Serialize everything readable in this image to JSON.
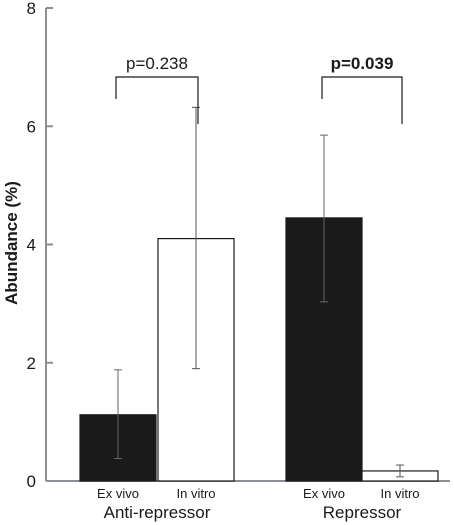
{
  "chart_data": {
    "type": "bar",
    "ylabel": "Abundance (%)",
    "ylim": [
      0,
      8
    ],
    "yticks": [
      "0",
      "2",
      "4",
      "6",
      "8"
    ],
    "grid": false,
    "groups": [
      {
        "name": "Anti-repressor",
        "bars": [
          {
            "label": "Ex vivo",
            "value": 1.12,
            "err_low": 0.38,
            "err_high": 1.88,
            "fill": "#1a1a1a"
          },
          {
            "label": "In vitro",
            "value": 4.1,
            "err_low": 1.9,
            "err_high": 6.32,
            "fill": "#ffffff"
          }
        ],
        "comparison": {
          "text": "p=0.238",
          "bold": false
        }
      },
      {
        "name": "Repressor",
        "bars": [
          {
            "label": "Ex vivo",
            "value": 4.45,
            "err_low": 3.03,
            "err_high": 5.85,
            "fill": "#1a1a1a"
          },
          {
            "label": "In vitro",
            "value": 0.17,
            "err_low": 0.07,
            "err_high": 0.27,
            "fill": "#ffffff"
          }
        ],
        "comparison": {
          "text": "p=0.039",
          "bold": true
        }
      }
    ]
  }
}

Brief: Write out the listing above exactly as it stands, pictures excluded.

Correct result:
Serialize everything readable in this image to JSON.
{
  "chart_data": {
    "type": "bar",
    "ylabel": "Abundance (%)",
    "ylim": [
      0,
      8
    ],
    "yticks": [
      "0",
      "2",
      "4",
      "6",
      "8"
    ],
    "grid": false,
    "groups": [
      {
        "name": "Anti-repressor",
        "bars": [
          {
            "label": "Ex vivo",
            "value": 1.12,
            "err_low": 0.38,
            "err_high": 1.88,
            "fill": "#1a1a1a"
          },
          {
            "label": "In vitro",
            "value": 4.1,
            "err_low": 1.9,
            "err_high": 6.32,
            "fill": "#ffffff"
          }
        ],
        "comparison": {
          "text": "p=0.238",
          "bold": false
        }
      },
      {
        "name": "Repressor",
        "bars": [
          {
            "label": "Ex vivo",
            "value": 4.45,
            "err_low": 3.03,
            "err_high": 5.85,
            "fill": "#1a1a1a"
          },
          {
            "label": "In vitro",
            "value": 0.17,
            "err_low": 0.07,
            "err_high": 0.27,
            "fill": "#ffffff"
          }
        ],
        "comparison": {
          "text": "p=0.039",
          "bold": true
        }
      }
    ]
  }
}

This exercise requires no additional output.